===== Dataset content =====
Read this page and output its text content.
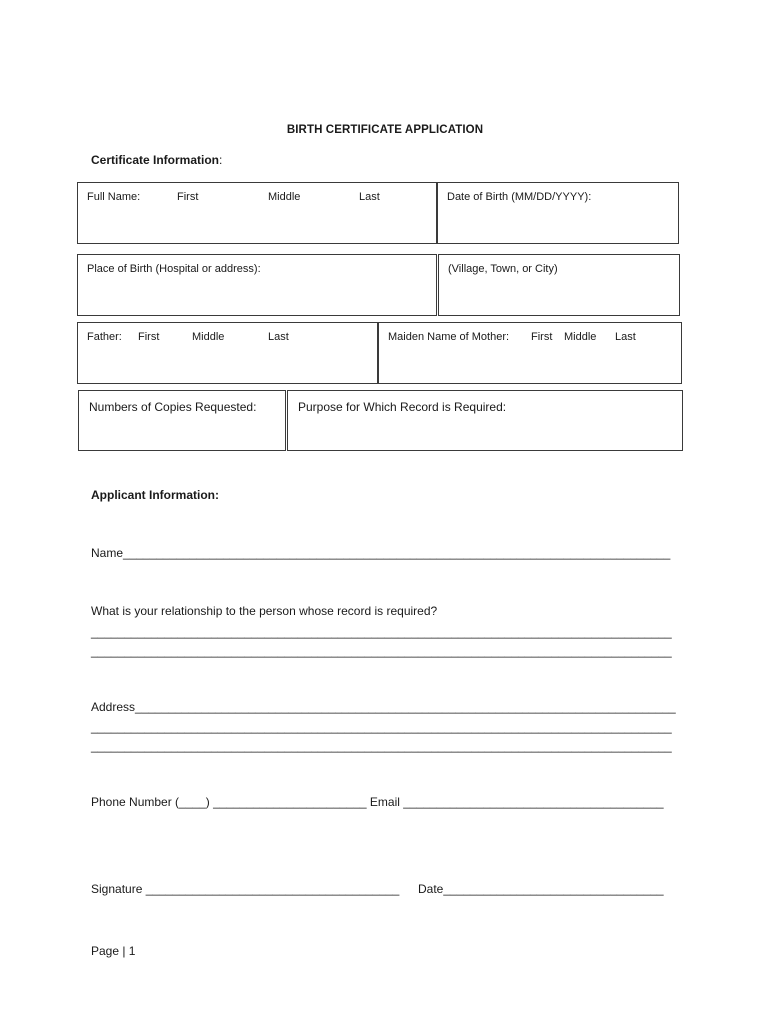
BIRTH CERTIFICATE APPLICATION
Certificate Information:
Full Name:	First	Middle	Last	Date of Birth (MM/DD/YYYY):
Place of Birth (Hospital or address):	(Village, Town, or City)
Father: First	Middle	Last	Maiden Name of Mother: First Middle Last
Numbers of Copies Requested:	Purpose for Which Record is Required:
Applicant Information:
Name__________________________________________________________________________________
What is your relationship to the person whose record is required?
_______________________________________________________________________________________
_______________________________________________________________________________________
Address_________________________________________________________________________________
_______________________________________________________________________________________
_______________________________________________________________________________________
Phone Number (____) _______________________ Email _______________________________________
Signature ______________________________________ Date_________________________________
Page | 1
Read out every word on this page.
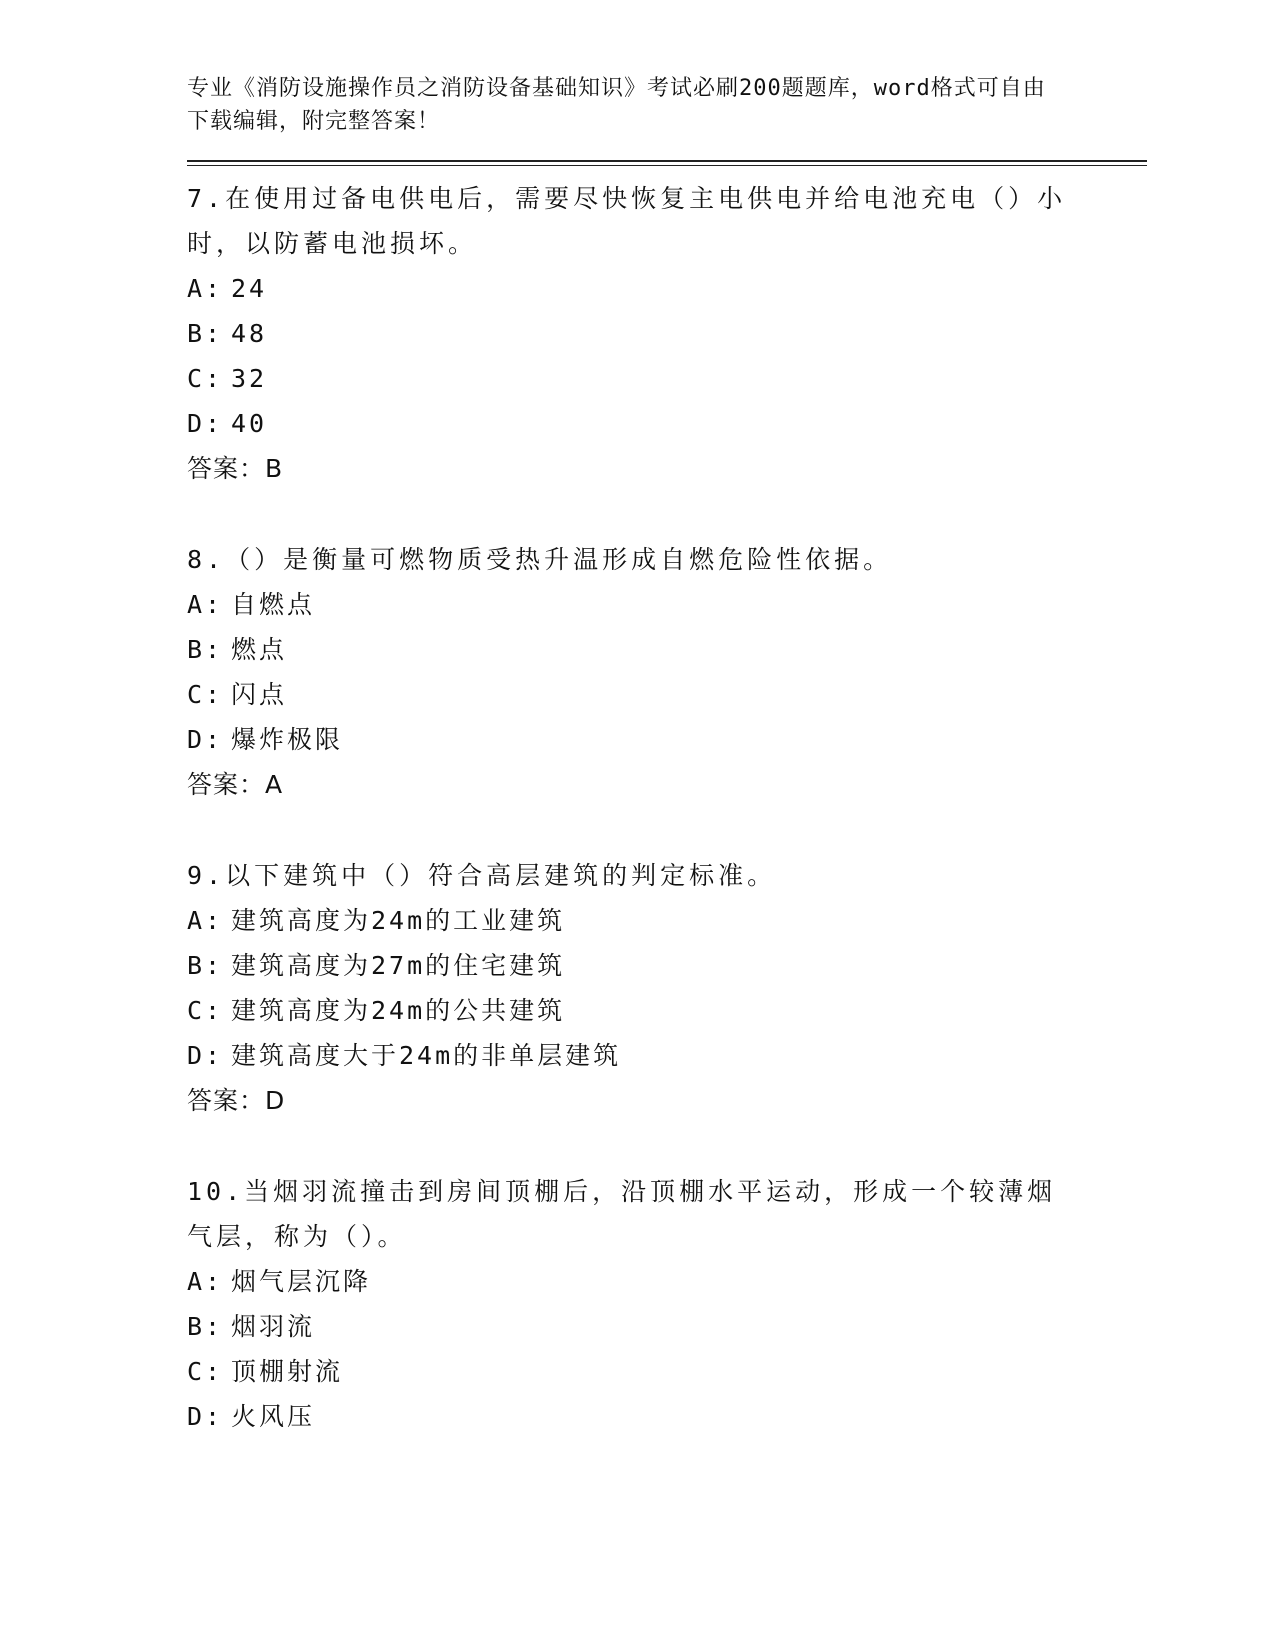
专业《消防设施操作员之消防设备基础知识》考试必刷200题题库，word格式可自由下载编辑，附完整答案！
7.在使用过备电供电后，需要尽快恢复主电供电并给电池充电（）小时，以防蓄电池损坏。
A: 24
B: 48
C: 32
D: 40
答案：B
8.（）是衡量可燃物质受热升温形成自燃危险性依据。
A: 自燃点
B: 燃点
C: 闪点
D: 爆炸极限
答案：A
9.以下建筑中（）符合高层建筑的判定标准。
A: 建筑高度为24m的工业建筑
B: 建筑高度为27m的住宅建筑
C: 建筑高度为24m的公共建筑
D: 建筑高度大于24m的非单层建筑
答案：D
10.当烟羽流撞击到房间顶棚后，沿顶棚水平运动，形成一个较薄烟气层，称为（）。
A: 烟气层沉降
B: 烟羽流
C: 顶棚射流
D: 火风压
=====
Write out the records above exactly as they stand, leaving out every picture.

Read this page and output its text content.
BIRTH CERTIFICATE APPLICATION
Certificate Information:
Full Name:	First	Middle	Last	Date of Birth (MM/DD/YYYY):
Place of Birth (Hospital or address):	(Village, Town, or City)
Father: First	Middle	Last	Maiden Name of Mother: First Middle Last
Numbers of Copies Requested:	Purpose for Which Record is Required:
Applicant Information:
Name__________________________________________________________________________________
What is your relationship to the person whose record is required?
_______________________________________________________________________________________
_______________________________________________________________________________________
Address_________________________________________________________________________________
_______________________________________________________________________________________
_______________________________________________________________________________________
Phone Number (____) _______________________ Email _______________________________________
Signature ______________________________________ Date_________________________________
Page | 1
Read out every word on this page.
专业《消防设施操作员之消防设备基础知识》考试必刷200题题库，word格式可自由下载编辑，附完整答案！
7.在使用过备电供电后，需要尽快恢复主电供电并给电池充电（）小时，以防蓄电池损坏。
A: 24
B: 48
C: 32
D: 40
答案：B
8.（）是衡量可燃物质受热升温形成自燃危险性依据。
A: 自燃点
B: 燃点
C: 闪点
D: 爆炸极限
答案：A
9.以下建筑中（）符合高层建筑的判定标准。
A: 建筑高度为24m的工业建筑
B: 建筑高度为27m的住宅建筑
C: 建筑高度为24m的公共建筑
D: 建筑高度大于24m的非单层建筑
答案：D
10.当烟羽流撞击到房间顶棚后，沿顶棚水平运动，形成一个较薄烟气层，称为（）。
A: 烟气层沉降
B: 烟羽流
C: 顶棚射流
D: 火风压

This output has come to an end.